__Directions for this task__:
Tally the lines below that contain the word "jueves", and give only that number.

__Information supplied__:
* * *
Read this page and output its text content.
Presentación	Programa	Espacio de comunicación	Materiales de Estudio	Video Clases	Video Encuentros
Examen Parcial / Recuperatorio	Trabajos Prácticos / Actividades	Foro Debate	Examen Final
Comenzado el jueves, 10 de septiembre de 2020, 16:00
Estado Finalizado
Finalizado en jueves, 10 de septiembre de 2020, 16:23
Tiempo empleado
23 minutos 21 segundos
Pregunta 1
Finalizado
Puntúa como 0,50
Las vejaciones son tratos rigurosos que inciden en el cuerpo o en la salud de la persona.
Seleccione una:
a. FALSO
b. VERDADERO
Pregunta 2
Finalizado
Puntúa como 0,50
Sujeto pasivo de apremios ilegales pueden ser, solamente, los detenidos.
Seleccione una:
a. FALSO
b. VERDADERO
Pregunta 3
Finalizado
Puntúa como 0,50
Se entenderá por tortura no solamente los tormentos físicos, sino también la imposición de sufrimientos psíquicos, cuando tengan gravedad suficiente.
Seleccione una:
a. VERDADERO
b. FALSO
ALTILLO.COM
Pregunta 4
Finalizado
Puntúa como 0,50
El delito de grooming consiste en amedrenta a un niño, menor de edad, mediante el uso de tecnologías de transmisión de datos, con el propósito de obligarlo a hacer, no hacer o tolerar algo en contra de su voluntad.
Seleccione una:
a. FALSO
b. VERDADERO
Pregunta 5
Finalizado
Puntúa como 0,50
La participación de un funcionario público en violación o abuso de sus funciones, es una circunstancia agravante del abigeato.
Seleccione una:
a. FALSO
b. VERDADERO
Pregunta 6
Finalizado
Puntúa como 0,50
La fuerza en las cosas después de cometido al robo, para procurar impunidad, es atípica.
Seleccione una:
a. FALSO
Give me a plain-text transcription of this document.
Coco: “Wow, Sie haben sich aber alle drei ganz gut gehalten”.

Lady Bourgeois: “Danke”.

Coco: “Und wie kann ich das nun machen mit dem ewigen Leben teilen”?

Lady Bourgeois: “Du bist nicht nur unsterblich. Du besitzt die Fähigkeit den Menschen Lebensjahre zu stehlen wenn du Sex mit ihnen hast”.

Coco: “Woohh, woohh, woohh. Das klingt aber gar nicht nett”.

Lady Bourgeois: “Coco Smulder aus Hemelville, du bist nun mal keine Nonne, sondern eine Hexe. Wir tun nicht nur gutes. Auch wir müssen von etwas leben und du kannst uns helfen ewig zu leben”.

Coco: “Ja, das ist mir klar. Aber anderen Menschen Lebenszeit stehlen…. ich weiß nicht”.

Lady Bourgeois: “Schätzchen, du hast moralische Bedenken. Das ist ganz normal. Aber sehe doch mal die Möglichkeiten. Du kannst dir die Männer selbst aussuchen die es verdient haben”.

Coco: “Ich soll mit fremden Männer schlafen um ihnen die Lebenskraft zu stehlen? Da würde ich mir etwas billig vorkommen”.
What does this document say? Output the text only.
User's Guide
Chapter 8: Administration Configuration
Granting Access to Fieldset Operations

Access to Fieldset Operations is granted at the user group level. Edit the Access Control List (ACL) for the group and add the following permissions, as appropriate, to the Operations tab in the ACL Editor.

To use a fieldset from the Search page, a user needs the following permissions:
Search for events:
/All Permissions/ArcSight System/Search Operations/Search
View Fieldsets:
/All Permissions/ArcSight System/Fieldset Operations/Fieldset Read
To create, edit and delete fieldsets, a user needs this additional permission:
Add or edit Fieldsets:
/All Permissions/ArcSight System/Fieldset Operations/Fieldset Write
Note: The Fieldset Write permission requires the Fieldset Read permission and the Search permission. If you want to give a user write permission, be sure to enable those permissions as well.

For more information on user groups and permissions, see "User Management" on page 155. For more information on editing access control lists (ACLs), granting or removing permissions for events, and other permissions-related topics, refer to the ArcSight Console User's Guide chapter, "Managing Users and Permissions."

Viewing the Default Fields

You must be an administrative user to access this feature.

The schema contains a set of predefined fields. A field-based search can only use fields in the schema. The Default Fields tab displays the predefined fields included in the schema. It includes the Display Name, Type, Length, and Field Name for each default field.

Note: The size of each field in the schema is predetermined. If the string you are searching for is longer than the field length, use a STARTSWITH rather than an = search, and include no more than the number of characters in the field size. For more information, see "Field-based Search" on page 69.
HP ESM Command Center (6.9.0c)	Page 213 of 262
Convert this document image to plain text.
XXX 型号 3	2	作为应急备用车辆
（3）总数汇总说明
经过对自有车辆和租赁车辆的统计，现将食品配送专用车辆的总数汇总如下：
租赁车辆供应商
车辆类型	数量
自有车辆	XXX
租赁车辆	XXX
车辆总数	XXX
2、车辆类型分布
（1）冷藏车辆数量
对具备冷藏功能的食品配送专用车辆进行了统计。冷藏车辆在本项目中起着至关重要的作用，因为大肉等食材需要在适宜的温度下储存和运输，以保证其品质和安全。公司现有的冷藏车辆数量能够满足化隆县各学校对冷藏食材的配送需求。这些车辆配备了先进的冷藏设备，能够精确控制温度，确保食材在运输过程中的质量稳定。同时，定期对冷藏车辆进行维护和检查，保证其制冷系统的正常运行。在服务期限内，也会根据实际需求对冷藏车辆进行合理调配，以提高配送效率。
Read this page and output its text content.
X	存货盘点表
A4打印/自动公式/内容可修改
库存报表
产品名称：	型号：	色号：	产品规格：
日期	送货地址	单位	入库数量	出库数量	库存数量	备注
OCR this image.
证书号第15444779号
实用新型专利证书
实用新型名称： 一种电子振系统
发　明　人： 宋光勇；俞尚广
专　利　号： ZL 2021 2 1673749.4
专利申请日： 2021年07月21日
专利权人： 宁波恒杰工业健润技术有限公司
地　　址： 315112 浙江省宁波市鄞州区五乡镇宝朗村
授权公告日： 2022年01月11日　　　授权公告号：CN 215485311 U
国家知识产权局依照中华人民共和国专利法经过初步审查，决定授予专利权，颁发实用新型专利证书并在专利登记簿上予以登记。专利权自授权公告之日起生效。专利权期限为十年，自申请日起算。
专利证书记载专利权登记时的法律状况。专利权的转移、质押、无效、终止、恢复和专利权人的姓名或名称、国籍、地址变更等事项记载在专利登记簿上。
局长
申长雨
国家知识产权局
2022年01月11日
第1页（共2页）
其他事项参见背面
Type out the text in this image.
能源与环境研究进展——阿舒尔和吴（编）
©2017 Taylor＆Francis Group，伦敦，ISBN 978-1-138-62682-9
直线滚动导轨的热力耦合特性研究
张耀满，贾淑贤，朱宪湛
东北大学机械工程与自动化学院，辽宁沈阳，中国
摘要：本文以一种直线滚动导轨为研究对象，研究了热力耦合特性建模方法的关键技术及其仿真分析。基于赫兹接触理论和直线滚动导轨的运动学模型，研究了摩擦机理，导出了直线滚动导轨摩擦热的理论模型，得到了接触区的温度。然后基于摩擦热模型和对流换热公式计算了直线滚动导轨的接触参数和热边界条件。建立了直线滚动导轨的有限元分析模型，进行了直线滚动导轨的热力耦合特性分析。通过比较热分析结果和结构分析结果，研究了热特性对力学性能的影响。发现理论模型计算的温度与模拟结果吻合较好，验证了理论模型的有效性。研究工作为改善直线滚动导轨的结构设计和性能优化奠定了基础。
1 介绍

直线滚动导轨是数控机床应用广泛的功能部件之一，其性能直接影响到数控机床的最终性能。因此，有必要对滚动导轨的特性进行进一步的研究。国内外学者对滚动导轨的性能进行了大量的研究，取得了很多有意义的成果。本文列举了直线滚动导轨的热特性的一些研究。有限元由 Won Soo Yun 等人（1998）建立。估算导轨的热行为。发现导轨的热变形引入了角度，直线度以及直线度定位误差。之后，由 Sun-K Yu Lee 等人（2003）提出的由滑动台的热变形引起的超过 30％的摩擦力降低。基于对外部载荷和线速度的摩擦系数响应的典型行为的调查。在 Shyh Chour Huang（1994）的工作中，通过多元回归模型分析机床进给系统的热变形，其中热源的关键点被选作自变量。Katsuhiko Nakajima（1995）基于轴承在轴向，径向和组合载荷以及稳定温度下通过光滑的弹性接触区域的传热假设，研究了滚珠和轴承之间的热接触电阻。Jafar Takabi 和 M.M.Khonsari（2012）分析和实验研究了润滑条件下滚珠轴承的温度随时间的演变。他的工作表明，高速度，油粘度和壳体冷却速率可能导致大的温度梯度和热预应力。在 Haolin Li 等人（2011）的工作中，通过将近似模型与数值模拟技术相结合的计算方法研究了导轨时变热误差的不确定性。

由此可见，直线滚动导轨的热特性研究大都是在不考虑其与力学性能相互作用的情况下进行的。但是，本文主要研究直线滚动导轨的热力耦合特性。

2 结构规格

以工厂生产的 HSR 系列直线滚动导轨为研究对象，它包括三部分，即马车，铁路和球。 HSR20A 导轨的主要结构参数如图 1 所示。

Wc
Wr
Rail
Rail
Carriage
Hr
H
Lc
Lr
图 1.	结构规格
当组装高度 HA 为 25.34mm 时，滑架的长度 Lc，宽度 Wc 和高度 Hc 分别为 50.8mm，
* * *
__Answer for this exercise__:
2